* [Data for processing]

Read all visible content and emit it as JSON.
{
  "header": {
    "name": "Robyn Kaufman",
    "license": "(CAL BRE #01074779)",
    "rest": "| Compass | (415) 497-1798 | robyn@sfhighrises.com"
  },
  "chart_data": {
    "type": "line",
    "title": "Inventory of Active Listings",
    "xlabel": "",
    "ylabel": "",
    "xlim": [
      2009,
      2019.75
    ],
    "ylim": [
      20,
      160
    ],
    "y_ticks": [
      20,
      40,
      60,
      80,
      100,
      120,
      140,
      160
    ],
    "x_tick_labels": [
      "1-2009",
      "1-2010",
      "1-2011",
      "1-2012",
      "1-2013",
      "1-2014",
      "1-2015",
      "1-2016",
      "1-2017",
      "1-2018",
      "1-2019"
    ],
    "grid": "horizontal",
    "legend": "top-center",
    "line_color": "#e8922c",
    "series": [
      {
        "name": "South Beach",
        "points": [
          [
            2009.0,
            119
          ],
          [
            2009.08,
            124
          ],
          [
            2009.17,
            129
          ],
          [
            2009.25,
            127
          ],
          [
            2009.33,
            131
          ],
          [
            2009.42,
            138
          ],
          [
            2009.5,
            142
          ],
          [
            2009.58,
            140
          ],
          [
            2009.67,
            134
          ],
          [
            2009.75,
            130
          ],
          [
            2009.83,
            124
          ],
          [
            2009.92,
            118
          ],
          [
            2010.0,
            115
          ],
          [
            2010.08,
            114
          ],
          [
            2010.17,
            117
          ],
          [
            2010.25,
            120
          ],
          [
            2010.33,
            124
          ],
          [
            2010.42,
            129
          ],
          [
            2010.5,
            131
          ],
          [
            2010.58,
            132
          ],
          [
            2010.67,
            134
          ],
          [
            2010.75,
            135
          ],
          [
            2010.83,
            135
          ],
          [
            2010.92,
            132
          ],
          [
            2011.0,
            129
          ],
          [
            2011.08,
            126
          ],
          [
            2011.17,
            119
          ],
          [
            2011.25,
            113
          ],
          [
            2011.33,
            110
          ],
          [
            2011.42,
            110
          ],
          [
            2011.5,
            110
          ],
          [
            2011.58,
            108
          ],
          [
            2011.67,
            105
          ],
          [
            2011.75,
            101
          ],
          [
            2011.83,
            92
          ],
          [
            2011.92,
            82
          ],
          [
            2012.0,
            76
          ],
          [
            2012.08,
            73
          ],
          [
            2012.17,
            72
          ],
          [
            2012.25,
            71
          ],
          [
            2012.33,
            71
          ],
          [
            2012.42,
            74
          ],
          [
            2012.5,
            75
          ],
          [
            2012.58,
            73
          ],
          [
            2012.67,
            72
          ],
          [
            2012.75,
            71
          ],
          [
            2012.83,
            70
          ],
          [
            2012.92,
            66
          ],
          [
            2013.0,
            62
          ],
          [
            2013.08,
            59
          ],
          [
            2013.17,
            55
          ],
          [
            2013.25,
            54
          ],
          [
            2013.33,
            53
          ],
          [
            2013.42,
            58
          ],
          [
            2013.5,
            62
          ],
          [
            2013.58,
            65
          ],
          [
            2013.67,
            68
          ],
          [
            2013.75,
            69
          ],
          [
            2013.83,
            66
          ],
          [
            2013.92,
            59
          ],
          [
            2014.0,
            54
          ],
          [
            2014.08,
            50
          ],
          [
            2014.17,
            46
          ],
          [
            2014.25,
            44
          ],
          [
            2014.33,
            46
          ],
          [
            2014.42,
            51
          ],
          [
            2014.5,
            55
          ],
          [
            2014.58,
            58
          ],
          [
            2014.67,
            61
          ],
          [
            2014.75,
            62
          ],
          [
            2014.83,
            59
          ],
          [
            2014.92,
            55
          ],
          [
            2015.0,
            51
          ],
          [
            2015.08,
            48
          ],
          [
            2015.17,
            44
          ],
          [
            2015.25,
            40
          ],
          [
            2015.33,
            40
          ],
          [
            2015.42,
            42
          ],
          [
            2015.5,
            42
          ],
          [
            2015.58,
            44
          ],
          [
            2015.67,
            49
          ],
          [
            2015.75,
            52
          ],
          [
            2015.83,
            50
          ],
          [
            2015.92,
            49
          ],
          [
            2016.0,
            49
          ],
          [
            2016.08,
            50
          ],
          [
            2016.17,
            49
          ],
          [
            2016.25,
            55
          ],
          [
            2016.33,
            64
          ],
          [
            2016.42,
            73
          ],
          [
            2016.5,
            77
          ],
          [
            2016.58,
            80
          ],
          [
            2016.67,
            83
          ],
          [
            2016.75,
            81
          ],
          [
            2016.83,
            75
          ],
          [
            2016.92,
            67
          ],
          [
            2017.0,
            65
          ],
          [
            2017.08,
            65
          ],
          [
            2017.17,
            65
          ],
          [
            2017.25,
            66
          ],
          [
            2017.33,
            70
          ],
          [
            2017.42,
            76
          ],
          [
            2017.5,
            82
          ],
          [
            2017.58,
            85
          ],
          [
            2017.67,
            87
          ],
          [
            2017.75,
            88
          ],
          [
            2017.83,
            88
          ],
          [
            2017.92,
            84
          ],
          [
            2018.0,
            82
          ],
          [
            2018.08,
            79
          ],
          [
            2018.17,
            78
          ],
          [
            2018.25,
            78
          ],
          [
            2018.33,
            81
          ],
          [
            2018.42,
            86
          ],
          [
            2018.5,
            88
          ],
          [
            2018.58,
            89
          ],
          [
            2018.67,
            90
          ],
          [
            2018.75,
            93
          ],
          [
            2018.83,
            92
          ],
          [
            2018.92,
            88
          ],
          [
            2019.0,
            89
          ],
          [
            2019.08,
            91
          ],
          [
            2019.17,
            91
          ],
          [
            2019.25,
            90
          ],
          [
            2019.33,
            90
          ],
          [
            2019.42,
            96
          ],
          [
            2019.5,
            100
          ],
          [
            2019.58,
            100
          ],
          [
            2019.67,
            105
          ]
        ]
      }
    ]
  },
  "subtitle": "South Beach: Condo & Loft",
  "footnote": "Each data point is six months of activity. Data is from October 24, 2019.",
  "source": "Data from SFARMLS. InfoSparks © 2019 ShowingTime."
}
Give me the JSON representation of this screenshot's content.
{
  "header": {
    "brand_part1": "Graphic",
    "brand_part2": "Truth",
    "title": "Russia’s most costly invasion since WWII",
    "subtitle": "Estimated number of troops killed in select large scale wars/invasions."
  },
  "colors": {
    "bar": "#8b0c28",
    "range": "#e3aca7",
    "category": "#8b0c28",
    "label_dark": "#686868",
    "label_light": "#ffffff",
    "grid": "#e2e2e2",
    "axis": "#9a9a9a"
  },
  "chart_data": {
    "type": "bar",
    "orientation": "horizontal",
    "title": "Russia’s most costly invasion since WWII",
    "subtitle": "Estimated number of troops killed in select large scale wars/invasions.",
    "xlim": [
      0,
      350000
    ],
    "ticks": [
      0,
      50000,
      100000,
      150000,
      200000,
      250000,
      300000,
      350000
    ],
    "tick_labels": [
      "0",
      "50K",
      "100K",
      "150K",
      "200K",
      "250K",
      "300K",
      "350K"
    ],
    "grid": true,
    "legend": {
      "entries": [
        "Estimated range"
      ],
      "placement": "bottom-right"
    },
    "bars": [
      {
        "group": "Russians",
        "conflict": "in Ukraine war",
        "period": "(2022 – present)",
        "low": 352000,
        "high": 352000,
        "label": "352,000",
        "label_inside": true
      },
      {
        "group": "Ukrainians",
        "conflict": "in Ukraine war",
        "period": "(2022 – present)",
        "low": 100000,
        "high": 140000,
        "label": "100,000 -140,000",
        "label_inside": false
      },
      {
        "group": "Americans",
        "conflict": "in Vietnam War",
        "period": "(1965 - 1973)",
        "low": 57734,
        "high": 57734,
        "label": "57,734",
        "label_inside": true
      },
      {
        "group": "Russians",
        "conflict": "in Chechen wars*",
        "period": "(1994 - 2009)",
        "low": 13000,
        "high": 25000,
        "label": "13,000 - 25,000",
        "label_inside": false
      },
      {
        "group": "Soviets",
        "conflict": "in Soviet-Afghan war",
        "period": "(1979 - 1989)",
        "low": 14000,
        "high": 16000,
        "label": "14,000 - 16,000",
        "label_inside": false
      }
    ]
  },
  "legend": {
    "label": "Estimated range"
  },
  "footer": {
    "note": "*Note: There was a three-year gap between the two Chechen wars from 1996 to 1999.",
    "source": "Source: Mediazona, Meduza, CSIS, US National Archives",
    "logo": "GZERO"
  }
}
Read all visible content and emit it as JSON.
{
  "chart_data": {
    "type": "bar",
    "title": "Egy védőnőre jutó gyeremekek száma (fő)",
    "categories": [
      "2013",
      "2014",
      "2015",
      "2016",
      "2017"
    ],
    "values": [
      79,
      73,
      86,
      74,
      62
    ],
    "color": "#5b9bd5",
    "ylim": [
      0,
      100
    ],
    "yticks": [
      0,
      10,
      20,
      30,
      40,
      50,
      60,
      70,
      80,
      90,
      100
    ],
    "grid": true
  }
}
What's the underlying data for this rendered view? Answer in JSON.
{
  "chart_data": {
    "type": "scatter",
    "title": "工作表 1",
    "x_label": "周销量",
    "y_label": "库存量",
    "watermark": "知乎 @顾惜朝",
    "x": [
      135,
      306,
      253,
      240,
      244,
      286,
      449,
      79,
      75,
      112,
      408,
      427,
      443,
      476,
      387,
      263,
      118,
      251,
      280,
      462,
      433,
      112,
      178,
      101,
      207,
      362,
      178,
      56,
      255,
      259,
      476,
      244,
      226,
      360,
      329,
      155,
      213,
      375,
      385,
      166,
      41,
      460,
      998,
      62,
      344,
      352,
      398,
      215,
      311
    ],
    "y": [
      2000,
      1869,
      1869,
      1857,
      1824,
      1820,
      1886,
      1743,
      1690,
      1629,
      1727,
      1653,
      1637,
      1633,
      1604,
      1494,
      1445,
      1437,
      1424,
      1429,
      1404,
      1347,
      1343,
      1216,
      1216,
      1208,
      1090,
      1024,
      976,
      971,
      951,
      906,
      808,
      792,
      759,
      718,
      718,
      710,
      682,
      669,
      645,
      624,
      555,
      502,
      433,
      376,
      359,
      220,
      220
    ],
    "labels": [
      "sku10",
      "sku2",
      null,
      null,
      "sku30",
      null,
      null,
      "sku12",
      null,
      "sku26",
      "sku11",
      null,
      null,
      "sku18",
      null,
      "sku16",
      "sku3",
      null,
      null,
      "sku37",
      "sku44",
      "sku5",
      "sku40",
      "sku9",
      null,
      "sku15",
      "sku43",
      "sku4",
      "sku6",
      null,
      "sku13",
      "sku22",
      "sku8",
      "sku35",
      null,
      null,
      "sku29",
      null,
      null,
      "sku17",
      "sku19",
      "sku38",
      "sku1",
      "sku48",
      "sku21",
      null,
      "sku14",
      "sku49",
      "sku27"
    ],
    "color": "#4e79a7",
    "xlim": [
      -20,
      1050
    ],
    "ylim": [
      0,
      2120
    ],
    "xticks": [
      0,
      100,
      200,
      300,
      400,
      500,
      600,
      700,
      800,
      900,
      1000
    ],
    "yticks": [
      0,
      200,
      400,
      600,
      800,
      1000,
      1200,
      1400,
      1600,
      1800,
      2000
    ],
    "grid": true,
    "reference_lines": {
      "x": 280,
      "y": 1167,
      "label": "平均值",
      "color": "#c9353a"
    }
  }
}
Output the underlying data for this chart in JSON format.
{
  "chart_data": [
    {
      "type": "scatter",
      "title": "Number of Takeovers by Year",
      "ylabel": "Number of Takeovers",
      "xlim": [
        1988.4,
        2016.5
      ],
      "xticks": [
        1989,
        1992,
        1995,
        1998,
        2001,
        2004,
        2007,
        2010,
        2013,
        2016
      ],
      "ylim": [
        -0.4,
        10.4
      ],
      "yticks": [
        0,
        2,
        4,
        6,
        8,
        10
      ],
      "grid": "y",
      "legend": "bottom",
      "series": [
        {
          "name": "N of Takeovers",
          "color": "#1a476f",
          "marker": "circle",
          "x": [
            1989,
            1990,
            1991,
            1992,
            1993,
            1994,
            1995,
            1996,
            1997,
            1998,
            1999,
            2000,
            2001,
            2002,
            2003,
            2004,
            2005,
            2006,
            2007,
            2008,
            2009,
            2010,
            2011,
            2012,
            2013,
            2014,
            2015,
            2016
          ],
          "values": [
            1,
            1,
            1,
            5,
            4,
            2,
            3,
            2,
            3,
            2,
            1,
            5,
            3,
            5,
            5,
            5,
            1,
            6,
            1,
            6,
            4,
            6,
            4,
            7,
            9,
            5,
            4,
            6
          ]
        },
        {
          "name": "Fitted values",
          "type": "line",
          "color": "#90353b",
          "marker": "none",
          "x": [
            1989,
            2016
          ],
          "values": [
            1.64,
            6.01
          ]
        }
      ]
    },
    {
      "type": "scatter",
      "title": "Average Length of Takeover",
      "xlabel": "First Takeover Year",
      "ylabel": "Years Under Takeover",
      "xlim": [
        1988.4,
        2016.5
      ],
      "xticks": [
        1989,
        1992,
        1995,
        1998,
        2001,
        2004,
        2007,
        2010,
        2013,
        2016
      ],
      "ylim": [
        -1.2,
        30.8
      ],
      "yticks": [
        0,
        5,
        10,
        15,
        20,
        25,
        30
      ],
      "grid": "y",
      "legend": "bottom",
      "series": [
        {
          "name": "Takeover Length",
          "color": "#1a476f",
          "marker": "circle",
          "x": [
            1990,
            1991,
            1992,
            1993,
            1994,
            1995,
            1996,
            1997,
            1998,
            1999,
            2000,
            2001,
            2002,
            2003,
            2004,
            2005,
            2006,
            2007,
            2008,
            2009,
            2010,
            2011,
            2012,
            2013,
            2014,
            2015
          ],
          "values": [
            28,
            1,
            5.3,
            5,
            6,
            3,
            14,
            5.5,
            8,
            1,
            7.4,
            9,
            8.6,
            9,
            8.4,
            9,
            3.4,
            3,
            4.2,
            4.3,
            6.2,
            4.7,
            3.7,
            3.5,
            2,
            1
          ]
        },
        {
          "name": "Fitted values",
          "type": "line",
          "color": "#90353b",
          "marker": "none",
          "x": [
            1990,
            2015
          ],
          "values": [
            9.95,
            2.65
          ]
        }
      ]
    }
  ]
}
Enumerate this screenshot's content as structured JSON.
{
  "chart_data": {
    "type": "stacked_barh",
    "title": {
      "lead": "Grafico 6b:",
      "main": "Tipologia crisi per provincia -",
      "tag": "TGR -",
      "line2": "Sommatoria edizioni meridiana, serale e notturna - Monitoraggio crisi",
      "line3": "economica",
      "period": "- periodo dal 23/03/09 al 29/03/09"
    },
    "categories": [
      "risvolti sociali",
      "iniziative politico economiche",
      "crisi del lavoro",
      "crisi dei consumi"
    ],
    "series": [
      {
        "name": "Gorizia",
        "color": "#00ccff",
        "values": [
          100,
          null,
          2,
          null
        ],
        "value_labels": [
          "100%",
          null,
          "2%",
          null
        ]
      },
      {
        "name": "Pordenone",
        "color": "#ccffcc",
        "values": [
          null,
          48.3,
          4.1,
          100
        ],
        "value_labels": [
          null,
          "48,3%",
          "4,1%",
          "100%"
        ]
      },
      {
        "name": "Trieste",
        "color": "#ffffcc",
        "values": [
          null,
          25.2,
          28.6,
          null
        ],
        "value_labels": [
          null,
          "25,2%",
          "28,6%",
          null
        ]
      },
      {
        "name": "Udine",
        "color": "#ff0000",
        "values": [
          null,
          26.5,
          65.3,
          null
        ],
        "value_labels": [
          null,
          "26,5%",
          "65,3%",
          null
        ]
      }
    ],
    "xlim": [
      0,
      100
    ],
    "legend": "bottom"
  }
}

* [Written task] From the listing, copy each line containing the word "subtitle".

* [Worked answer]
  "subtitle": "South Beach: Condo & Loft",
    "subtitle": "Estimated number of troops killed in select large scale wars/invasions."
    "subtitle": "Estimated number of troops killed in select large scale wars/invasions.",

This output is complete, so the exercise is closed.